## Instrucción dada a
Extrae sin cambiar nada las líneas del listado que van desde su comienzo hasta la línea que contiene "x-tick-label: Esercizio strenuo", esta incluida.

==== Fragmento del documento

Aprovecho su reciente pase en la televisión cubana para saldar una deuda de la columna: Los Fabelman (Steven Spielberg, 2022), película que toca muy de cerca a todos quienes amamos al cine.
Obra convertida en la visitación al germen del autor, al momento bendito cuando acunaba quimeras que se convertirían en epopeyas cinematográficas, este largometraje representa el testimonio de gratitud, el mensaje de amor del gran director estadounidense a la pantalla; como también a sus padres y a todos quienes de una u otra forma incidieron en su formación.
Al develarnos el relato de su infancia-adolescencia, tiempo este el de sus balbuceos como cineasta, el creador de 77 años no se guarda ninguno de esos grandes e indelebles momentos que lo definieron. Entre ellos figuran la primera vez que mamá y papá lo llevaron a la sala oscura a ver la que para él fue una cinta-premonición: El espectáculo más grande del mundo, de Cecil B.

========

## Instrucción dada b
Copia íntegro y sin ninguna modificación el texto sobre Los Fabelman.

==== Listado guardado

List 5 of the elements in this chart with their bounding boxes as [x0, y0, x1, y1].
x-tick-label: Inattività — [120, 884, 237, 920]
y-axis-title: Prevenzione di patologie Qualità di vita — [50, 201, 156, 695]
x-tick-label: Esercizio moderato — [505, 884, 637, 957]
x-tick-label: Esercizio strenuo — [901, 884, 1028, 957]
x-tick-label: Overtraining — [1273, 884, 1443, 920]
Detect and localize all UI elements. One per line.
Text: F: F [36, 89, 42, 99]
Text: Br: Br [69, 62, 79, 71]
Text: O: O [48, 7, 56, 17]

========

## Solución desarrollada a
List 5 of the elements in this chart with their bounding boxes as [x0, y0, x1, y1].
x-tick-label: Inattività — [120, 884, 237, 920]
y-axis-title: Prevenzione di patologie Qualità di vita — [50, 201, 156, 695]
x-tick-label: Esercizio moderato — [505, 884, 637, 957]
x-tick-label: Esercizio strenuo — [901, 884, 1028, 957]

## Solución desarrollada b
Aprovecho su reciente pase en la televisión cubana para saldar una deuda de la columna: Los Fabelman (Steven Spielberg, 2022), película que toca muy de cerca a todos quienes amamos al cine.
Obra convertida en la visitación al germen del autor, al momento bendito cuando acunaba quimeras que se convertirían en epopeyas cinematográficas, este largometraje representa el testimonio de gratitud, el mensaje de amor del gran director estadounidense a la pantalla; como también a sus padres y a todos quienes de una u otra forma incidieron en su formación.
Al develarnos el relato de su infancia-adolescencia, tiempo este el de sus balbuceos como cineasta, el creador de 77 años no se guarda ninguno de esos grandes e indelebles momentos que lo definieron. Entre ellos figuran la primera vez que mamá y papá lo llevaron a la sala oscura a ver la que para él fue una cinta-premonición: El espectáculo más grande del mundo, de Cecil B.